## What the task requires
An exact copy of the records is required, minus the pictures they hold.

## Data records
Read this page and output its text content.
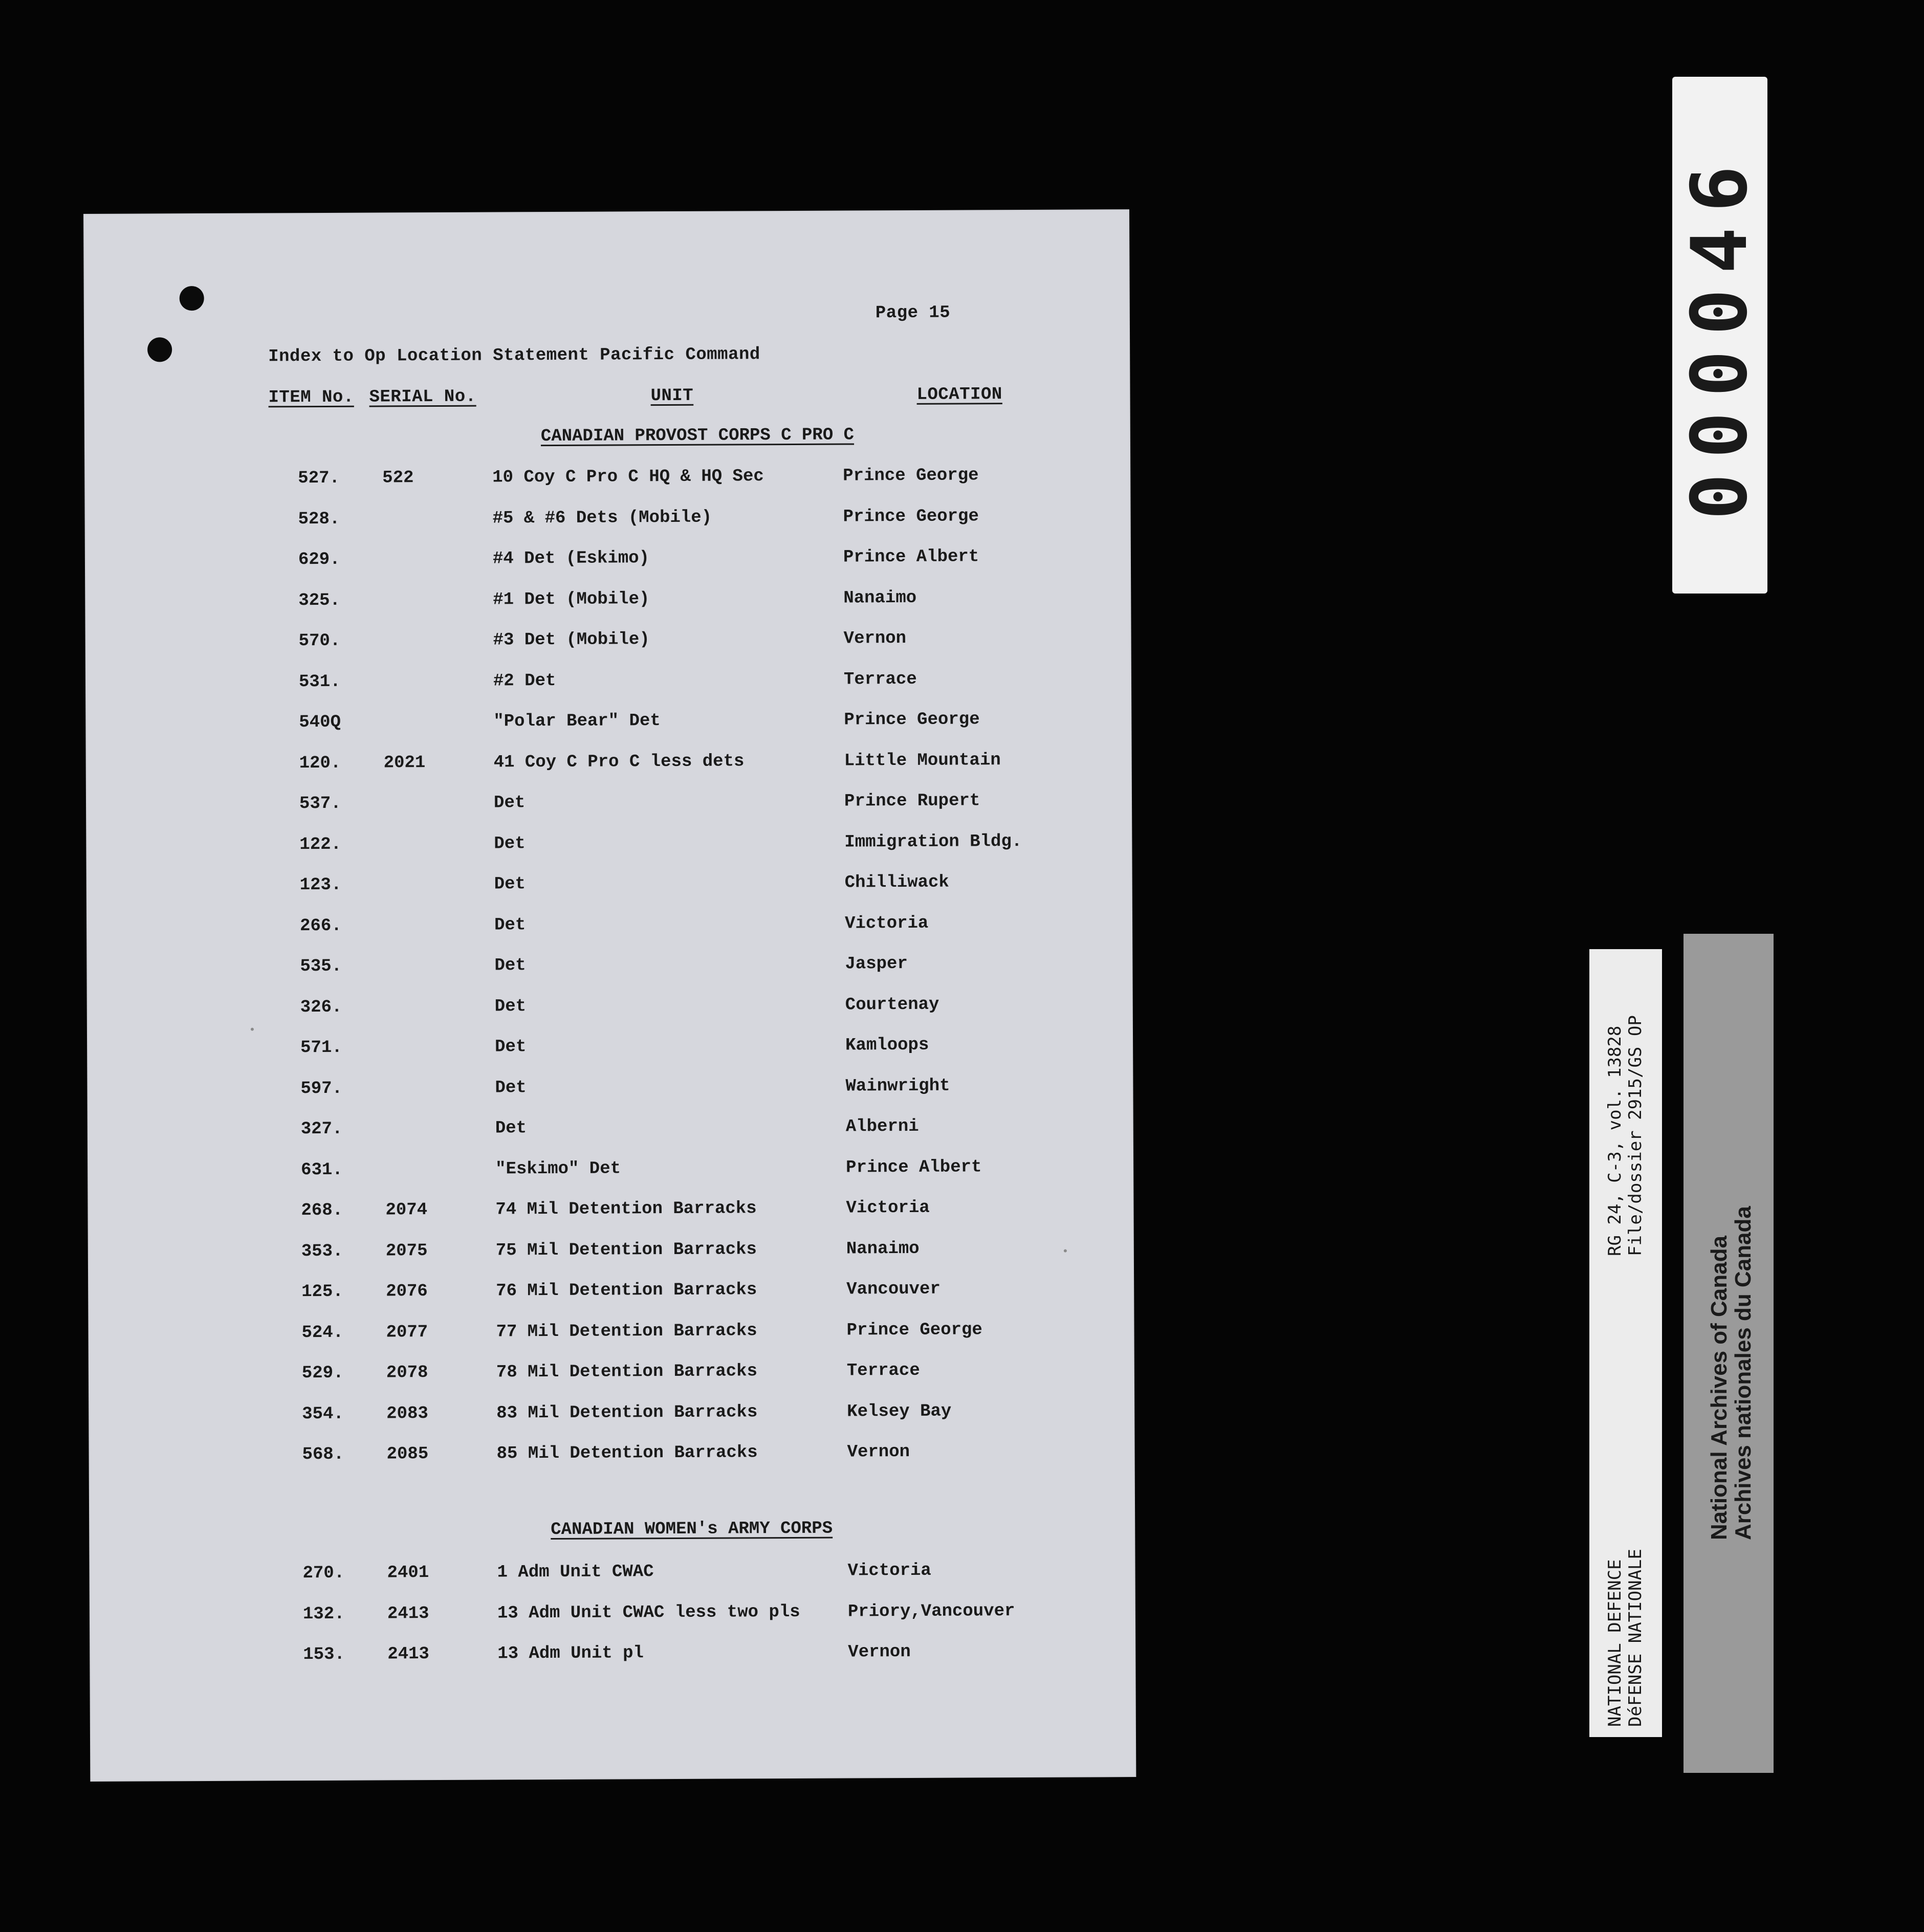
Page 15
Index to Op Location Statement Pacific Command
ITEM No. SERIAL No.	UNIT	LOCATION
CANADIAN PROVOST CORPS C PRO C
527. 522	10 Coy C Pro C HQ & HQ Sec	Prince George
528.	#5 & #6 Dets (Mobile)	Prince George
629.	#4 Det (Eskimo)	Prince Albert
325.	#1 Det (Mobile)	Nanaimo
570.	#3 Det (Mobile)	Vernon
531.	#2 Det	Terrace
540Q	"Polar Bear" Det	Prince George
120. 2021	41 Coy C Pro C less dets	Little Mountain
537.	Det	Prince Rupert
122.	Det	Immigration Bldg.
123.	Det	Chilliwack
266.	Det	Victoria
535.	Det	Jasper
326.	Det	Courtenay
571.	Det	Kamloops
597.	Det	Wainwright
327.	Det	Alberni
631.	"Eskimo" Det	Prince Albert
268. 2074	74 Mil Detention Barracks	Victoria
353. 2075	75 Mil Detention Barracks	Nanaimo
125. 2076	76 Mil Detention Barracks	Vancouver
524. 2077	77 Mil Detention Barracks	Prince George
529. 2078	78 Mil Detention Barracks	Terrace
354. 2083	83 Mil Detention Barracks	Kelsey Bay
568. 2085	85 Mil Detention Barracks	Vernon
CANADIAN WOMEN's ARMY CORPS
270. 2401	1 Adm Unit CWAC	Victoria
132. 2413	13 Adm Unit CWAC less two pls	Priory,Vancouver
153. 2413	13 Adm Unit pl	Vernon
000046
RG 24, C-3, vol. 13828 File/dossier 2915/GS OP
NATIONAL DEFENCE DéFENSE NATIONALE
National Archives of Canada
Archives nationales du Canada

## Expected output
Read this page and output its text content.
Page 15
Index to Op Location Statement Pacific Command
ITEM No. SERIAL No.	UNIT	LOCATION
CANADIAN PROVOST CORPS C PRO C
527. 522	10 Coy C Pro C HQ & HQ Sec	Prince George
528.	#5 & #6 Dets (Mobile)	Prince George
629.	#4 Det (Eskimo)	Prince Albert
325.	#1 Det (Mobile)	Nanaimo
570.	#3 Det (Mobile)	Vernon
531.	#2 Det	Terrace
540Q	"Polar Bear" Det	Prince George
120. 2021	41 Coy C Pro C less dets	Little Mountain
537.	Det	Prince Rupert
122.	Det	Immigration Bldg.
123.	Det	Chilliwack
266.	Det	Victoria
535.	Det	Jasper
326.	Det	Courtenay
571.	Det	Kamloops
597.	Det	Wainwright
327.	Det	Alberni
631.	"Eskimo" Det	Prince Albert
268. 2074	74 Mil Detention Barracks	Victoria
353. 2075	75 Mil Detention Barracks	Nanaimo
125. 2076	76 Mil Detention Barracks	Vancouver
524. 2077	77 Mil Detention Barracks	Prince George
529. 2078	78 Mil Detention Barracks	Terrace
354. 2083	83 Mil Detention Barracks	Kelsey Bay
568. 2085	85 Mil Detention Barracks	Vernon
CANADIAN WOMEN's ARMY CORPS
270. 2401	1 Adm Unit CWAC	Victoria
132. 2413	13 Adm Unit CWAC less two pls	Priory,Vancouver
153. 2413	13 Adm Unit pl	Vernon
000046
RG 24, C-3, vol. 13828 File/dossier 2915/GS OP
NATIONAL DEFENCE DéFENSE NATIONALE
National Archives of Canada
Archives nationales du Canada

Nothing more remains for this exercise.